Gather, from the data below, each line in which the word "Channel" occurs.

- **Supplied records**
--- --- ---

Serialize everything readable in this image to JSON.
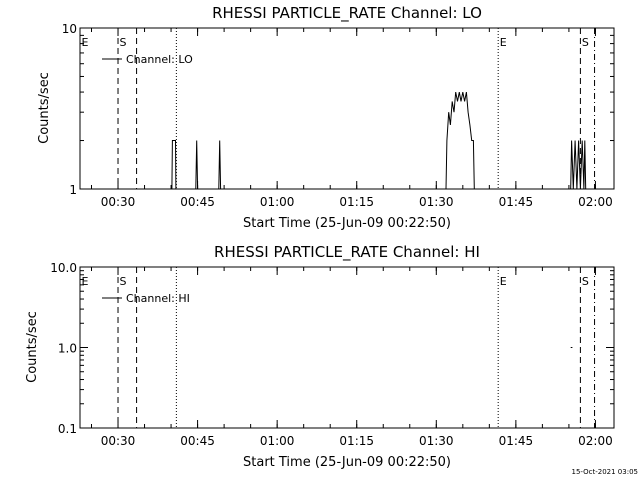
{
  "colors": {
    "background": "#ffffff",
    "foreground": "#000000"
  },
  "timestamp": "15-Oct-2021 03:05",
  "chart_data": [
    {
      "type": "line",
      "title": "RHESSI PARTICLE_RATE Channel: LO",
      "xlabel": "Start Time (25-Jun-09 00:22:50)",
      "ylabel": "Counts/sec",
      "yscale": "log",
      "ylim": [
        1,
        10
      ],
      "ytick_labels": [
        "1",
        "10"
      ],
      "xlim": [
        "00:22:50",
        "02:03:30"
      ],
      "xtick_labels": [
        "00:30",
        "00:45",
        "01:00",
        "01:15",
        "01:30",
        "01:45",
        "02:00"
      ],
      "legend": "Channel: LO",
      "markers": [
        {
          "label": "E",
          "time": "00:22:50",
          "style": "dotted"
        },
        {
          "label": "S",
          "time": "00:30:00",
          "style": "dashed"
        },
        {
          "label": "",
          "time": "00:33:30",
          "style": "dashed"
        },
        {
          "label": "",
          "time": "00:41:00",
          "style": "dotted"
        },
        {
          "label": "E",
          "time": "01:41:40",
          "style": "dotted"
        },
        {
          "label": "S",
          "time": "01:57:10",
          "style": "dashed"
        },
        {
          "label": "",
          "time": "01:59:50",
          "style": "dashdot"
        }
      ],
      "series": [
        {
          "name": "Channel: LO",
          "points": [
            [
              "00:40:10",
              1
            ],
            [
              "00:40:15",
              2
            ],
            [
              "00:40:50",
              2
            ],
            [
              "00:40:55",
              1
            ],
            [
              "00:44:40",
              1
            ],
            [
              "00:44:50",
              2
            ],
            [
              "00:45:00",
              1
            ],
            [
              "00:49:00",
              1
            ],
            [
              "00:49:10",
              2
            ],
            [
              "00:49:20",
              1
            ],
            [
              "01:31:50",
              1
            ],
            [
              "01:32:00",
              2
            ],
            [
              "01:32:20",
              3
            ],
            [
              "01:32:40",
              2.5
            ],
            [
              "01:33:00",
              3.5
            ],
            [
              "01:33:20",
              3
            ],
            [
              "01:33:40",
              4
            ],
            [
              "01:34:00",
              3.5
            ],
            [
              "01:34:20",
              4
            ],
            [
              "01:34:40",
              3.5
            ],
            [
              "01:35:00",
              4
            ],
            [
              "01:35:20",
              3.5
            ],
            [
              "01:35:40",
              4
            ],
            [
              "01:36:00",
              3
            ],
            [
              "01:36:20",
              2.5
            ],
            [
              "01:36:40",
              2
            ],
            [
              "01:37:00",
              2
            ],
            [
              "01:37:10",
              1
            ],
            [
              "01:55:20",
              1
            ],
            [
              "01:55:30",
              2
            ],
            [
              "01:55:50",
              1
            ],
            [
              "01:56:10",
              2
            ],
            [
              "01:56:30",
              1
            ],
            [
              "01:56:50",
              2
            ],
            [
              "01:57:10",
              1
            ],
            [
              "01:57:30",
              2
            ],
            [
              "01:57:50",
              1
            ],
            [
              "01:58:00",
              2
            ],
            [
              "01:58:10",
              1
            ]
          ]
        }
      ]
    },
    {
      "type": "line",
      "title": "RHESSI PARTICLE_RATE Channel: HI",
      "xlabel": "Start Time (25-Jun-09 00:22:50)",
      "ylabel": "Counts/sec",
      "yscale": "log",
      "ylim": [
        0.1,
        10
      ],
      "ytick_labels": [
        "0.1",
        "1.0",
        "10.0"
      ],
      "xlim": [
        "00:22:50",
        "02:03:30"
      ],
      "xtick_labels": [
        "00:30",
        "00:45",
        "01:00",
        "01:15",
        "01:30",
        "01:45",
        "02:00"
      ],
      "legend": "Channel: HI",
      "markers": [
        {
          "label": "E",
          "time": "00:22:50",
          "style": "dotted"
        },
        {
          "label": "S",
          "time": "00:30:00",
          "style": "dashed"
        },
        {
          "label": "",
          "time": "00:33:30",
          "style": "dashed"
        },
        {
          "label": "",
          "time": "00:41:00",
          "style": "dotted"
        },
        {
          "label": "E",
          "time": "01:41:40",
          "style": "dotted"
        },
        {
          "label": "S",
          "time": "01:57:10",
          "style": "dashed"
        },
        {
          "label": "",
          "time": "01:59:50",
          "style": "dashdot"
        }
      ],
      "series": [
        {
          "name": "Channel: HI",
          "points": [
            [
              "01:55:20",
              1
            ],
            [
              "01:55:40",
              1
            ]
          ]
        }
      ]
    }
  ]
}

--- --- ---

- **Answer for this exercise**
      "title": "RHESSI PARTICLE_RATE Channel: LO",
      "legend": "Channel: LO",
          "name": "Channel: LO",
      "title": "RHESSI PARTICLE_RATE Channel: HI",
      "legend": "Channel: HI",
          "name": "Channel: HI",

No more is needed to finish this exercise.